- WRITTEN REQUEST
Write the data out again, exactly as given.

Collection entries
╭──

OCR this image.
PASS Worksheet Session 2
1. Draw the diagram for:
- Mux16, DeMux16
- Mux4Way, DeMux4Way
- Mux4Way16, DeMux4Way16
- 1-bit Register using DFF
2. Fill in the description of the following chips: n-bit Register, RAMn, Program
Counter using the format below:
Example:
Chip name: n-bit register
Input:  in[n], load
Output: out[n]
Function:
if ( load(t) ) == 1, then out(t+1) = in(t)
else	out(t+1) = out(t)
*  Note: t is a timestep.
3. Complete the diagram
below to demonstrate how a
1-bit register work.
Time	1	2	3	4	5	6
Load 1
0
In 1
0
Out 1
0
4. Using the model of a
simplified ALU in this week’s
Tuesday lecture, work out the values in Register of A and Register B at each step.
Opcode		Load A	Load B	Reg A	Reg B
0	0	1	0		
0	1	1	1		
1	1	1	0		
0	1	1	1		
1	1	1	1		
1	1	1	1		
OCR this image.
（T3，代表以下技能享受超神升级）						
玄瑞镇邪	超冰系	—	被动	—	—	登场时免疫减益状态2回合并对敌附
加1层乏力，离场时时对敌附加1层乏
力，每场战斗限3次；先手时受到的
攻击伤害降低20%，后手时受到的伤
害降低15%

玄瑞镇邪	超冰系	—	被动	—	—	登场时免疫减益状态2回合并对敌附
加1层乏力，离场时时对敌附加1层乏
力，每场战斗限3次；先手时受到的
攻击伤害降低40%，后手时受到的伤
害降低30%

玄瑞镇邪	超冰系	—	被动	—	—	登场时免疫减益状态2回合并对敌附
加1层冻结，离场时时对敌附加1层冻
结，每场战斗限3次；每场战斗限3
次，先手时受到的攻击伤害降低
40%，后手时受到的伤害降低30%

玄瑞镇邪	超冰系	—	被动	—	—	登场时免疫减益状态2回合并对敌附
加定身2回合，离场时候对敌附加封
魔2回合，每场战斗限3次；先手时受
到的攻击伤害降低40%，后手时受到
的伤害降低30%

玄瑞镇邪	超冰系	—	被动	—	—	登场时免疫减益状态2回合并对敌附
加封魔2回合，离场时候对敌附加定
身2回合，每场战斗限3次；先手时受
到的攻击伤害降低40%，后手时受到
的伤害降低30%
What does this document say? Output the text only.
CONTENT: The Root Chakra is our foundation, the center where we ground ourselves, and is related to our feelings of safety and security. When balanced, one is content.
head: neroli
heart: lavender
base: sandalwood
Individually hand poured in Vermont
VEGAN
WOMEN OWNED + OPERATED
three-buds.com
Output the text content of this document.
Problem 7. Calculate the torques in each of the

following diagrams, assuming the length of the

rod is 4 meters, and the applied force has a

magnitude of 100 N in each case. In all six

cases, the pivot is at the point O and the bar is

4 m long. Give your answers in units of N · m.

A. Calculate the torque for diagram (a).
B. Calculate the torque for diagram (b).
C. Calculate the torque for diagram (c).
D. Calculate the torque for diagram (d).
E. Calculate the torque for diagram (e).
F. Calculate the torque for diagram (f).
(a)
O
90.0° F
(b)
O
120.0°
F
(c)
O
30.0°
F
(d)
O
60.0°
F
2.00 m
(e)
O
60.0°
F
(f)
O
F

╰──

- PROBLEM SOLUTION
OCR this image.
PASS Worksheet Session 2
1. Draw the diagram for:
- Mux16, DeMux16
- Mux4Way, DeMux4Way
- Mux4Way16, DeMux4Way16
- 1-bit Register using DFF
2. Fill in the description of the following chips: n-bit Register, RAMn, Program
Counter using the format below:
Example:
Chip name: n-bit register
Input:  in[n], load
Output: out[n]
Function:
if ( load(t) ) == 1, then out(t+1) = in(t)
else	out(t+1) = out(t)
*  Note: t is a timestep.
3. Complete the diagram
below to demonstrate how a
1-bit register work.
Time	1	2	3	4	5	6
Load 1
0
In 1
0
Out 1
0
4. Using the model of a
simplified ALU in this week’s
Tuesday lecture, work out the values in Register of A and Register B at each step.
Opcode		Load A	Load B	Reg A	Reg B
0	0	1	0		
0	1	1	1		
1	1	1	0		
0	1	1	1		
1	1	1	1		
1	1	1	1		
OCR this image.
（T3，代表以下技能享受超神升级）						
玄瑞镇邪	超冰系	—	被动	—	—	登场时免疫减益状态2回合并对敌附
加1层乏力，离场时时对敌附加1层乏
力，每场战斗限3次；先手时受到的
攻击伤害降低20%，后手时受到的伤
害降低15%

玄瑞镇邪	超冰系	—	被动	—	—	登场时免疫减益状态2回合并对敌附
加1层乏力，离场时时对敌附加1层乏
力，每场战斗限3次；先手时受到的
攻击伤害降低40%，后手时受到的伤
害降低30%

玄瑞镇邪	超冰系	—	被动	—	—	登场时免疫减益状态2回合并对敌附
加1层冻结，离场时时对敌附加1层冻
结，每场战斗限3次；每场战斗限3
次，先手时受到的攻击伤害降低
40%，后手时受到的伤害降低30%

玄瑞镇邪	超冰系	—	被动	—	—	登场时免疫减益状态2回合并对敌附
加定身2回合，离场时候对敌附加封
魔2回合，每场战斗限3次；先手时受
到的攻击伤害降低40%，后手时受到
的伤害降低30%

玄瑞镇邪	超冰系	—	被动	—	—	登场时免疫减益状态2回合并对敌附
加封魔2回合，离场时候对敌附加定
身2回合，每场战斗限3次；先手时受
到的攻击伤害降低40%，后手时受到
的伤害降低30%
What does this document say? Output the text only.
CONTENT: The Root Chakra is our foundation, the center where we ground ourselves, and is related to our feelings of safety and security. When balanced, one is content.
head: neroli
heart: lavender
base: sandalwood
Individually hand poured in Vermont
VEGAN
WOMEN OWNED + OPERATED
three-buds.com
Output the text content of this document.
Problem 7. Calculate the torques in each of the

following diagrams, assuming the length of the

rod is 4 meters, and the applied force has a

magnitude of 100 N in each case. In all six

cases, the pivot is at the point O and the bar is

4 m long. Give your answers in units of N · m.

A. Calculate the torque for diagram (a).
B. Calculate the torque for diagram (b).
C. Calculate the torque for diagram (c).
D. Calculate the torque for diagram (d).
E. Calculate the torque for diagram (e).
F. Calculate the torque for diagram (f).
(a)
O
90.0° F
(b)
O
120.0°
F
(c)
O
30.0°
F
(d)
O
60.0°
F
2.00 m
(e)
O
60.0°
F
(f)
O
F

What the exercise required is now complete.